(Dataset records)
========================================
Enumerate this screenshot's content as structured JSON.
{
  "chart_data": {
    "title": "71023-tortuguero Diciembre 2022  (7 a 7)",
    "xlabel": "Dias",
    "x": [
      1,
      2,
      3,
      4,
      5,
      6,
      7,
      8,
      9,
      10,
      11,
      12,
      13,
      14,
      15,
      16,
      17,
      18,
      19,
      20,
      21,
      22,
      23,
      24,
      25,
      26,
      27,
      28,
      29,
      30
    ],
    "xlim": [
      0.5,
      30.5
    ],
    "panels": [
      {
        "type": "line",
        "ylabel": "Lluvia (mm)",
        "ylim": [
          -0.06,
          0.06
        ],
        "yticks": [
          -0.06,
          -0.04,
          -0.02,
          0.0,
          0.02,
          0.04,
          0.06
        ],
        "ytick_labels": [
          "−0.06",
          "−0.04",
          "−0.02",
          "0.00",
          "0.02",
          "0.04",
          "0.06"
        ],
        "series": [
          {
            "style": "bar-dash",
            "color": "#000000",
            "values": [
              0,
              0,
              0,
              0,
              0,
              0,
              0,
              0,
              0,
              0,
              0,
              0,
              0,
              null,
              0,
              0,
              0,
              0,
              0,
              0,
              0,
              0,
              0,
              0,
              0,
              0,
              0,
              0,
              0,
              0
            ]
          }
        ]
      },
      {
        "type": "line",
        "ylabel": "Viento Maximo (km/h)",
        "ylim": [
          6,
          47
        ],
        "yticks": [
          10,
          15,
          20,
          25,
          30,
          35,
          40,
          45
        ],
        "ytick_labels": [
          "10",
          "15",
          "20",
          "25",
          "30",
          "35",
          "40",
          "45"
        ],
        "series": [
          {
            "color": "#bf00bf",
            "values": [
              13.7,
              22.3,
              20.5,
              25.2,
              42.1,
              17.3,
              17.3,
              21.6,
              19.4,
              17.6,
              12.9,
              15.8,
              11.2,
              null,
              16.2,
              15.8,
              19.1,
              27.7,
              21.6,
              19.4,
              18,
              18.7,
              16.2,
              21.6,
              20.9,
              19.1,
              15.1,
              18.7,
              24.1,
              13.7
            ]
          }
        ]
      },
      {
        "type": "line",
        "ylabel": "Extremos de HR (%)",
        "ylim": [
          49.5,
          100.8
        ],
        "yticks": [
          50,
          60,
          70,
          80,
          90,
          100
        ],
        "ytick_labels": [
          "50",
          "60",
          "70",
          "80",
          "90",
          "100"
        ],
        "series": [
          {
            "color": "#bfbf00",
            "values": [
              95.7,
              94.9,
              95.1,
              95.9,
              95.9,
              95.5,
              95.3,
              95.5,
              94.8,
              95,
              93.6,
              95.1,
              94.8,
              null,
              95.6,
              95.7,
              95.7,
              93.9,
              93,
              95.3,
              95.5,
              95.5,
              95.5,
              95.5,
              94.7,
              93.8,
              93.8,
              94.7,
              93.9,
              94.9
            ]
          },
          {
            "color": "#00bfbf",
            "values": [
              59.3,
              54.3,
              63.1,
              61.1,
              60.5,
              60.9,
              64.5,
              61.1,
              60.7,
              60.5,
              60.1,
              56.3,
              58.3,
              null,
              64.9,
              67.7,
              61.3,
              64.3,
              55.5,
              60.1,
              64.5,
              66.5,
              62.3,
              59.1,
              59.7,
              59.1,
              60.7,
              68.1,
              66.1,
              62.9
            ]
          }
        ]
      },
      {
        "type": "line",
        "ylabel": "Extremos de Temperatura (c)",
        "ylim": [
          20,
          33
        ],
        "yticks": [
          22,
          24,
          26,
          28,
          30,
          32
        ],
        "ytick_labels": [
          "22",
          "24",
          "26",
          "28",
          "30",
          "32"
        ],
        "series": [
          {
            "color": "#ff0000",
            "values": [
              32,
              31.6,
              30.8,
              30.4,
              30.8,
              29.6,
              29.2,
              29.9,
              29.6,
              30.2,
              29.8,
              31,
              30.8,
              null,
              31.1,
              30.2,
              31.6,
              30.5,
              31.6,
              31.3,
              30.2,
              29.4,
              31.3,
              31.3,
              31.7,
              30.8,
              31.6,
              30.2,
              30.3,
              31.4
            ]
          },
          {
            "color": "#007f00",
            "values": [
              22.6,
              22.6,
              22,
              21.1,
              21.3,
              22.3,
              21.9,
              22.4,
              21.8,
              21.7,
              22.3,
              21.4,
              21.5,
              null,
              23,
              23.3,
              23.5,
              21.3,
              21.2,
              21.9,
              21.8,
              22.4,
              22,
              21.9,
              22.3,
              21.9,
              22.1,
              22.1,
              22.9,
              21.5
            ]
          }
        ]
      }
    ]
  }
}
========================================
■ **To be done**: Write out the entries above once more, without altering anything.

■ **Solved exercise**:
Enumerate this screenshot's content as structured JSON.
{
  "chart_data": {
    "title": "71023-tortuguero Diciembre 2022  (7 a 7)",
    "xlabel": "Dias",
    "x": [
      1,
      2,
      3,
      4,
      5,
      6,
      7,
      8,
      9,
      10,
      11,
      12,
      13,
      14,
      15,
      16,
      17,
      18,
      19,
      20,
      21,
      22,
      23,
      24,
      25,
      26,
      27,
      28,
      29,
      30
    ],
    "xlim": [
      0.5,
      30.5
    ],
    "panels": [
      {
        "type": "line",
        "ylabel": "Lluvia (mm)",
        "ylim": [
          -0.06,
          0.06
        ],
        "yticks": [
          -0.06,
          -0.04,
          -0.02,
          0.0,
          0.02,
          0.04,
          0.06
        ],
        "ytick_labels": [
          "−0.06",
          "−0.04",
          "−0.02",
          "0.00",
          "0.02",
          "0.04",
          "0.06"
        ],
        "series": [
          {
            "style": "bar-dash",
            "color": "#000000",
            "values": [
              0,
              0,
              0,
              0,
              0,
              0,
              0,
              0,
              0,
              0,
              0,
              0,
              0,
              null,
              0,
              0,
              0,
              0,
              0,
              0,
              0,
              0,
              0,
              0,
              0,
              0,
              0,
              0,
              0,
              0
            ]
          }
        ]
      },
      {
        "type": "line",
        "ylabel": "Viento Maximo (km/h)",
        "ylim": [
          6,
          47
        ],
        "yticks": [
          10,
          15,
          20,
          25,
          30,
          35,
          40,
          45
        ],
        "ytick_labels": [
          "10",
          "15",
          "20",
          "25",
          "30",
          "35",
          "40",
          "45"
        ],
        "series": [
          {
            "color": "#bf00bf",
            "values": [
              13.7,
              22.3,
              20.5,
              25.2,
              42.1,
              17.3,
              17.3,
              21.6,
              19.4,
              17.6,
              12.9,
              15.8,
              11.2,
              null,
              16.2,
              15.8,
              19.1,
              27.7,
              21.6,
              19.4,
              18,
              18.7,
              16.2,
              21.6,
              20.9,
              19.1,
              15.1,
              18.7,
              24.1,
              13.7
            ]
          }
        ]
      },
      {
        "type": "line",
        "ylabel": "Extremos de HR (%)",
        "ylim": [
          49.5,
          100.8
        ],
        "yticks": [
          50,
          60,
          70,
          80,
          90,
          100
        ],
        "ytick_labels": [
          "50",
          "60",
          "70",
          "80",
          "90",
          "100"
        ],
        "series": [
          {
            "color": "#bfbf00",
            "values": [
              95.7,
              94.9,
              95.1,
              95.9,
              95.9,
              95.5,
              95.3,
              95.5,
              94.8,
              95,
              93.6,
              95.1,
              94.8,
              null,
              95.6,
              95.7,
              95.7,
              93.9,
              93,
              95.3,
              95.5,
              95.5,
              95.5,
              95.5,
              94.7,
              93.8,
              93.8,
              94.7,
              93.9,
              94.9
            ]
          },
          {
            "color": "#00bfbf",
            "values": [
              59.3,
              54.3,
              63.1,
              61.1,
              60.5,
              60.9,
              64.5,
              61.1,
              60.7,
              60.5,
              60.1,
              56.3,
              58.3,
              null,
              64.9,
              67.7,
              61.3,
              64.3,
              55.5,
              60.1,
              64.5,
              66.5,
              62.3,
              59.1,
              59.7,
              59.1,
              60.7,
              68.1,
              66.1,
              62.9
            ]
          }
        ]
      },
      {
        "type": "line",
        "ylabel": "Extremos de Temperatura (c)",
        "ylim": [
          20,
          33
        ],
        "yticks": [
          22,
          24,
          26,
          28,
          30,
          32
        ],
        "ytick_labels": [
          "22",
          "24",
          "26",
          "28",
          "30",
          "32"
        ],
        "series": [
          {
            "color": "#ff0000",
            "values": [
              32,
              31.6,
              30.8,
              30.4,
              30.8,
              29.6,
              29.2,
              29.9,
              29.6,
              30.2,
              29.8,
              31,
              30.8,
              null,
              31.1,
              30.2,
              31.6,
              30.5,
              31.6,
              31.3,
              30.2,
              29.4,
              31.3,
              31.3,
              31.7,
              30.8,
              31.6,
              30.2,
              30.3,
              31.4
            ]
          },
          {
            "color": "#007f00",
            "values": [
              22.6,
              22.6,
              22,
              21.1,
              21.3,
              22.3,
              21.9,
              22.4,
              21.8,
              21.7,
              22.3,
              21.4,
              21.5,
              null,
              23,
              23.3,
              23.5,
              21.3,
              21.2,
              21.9,
              21.8,
              22.4,
              22,
              21.9,
              22.3,
              21.9,
              22.1,
              22.1,
              22.9,
              21.5
            ]
          }
        ]
      }
    ]
  }
}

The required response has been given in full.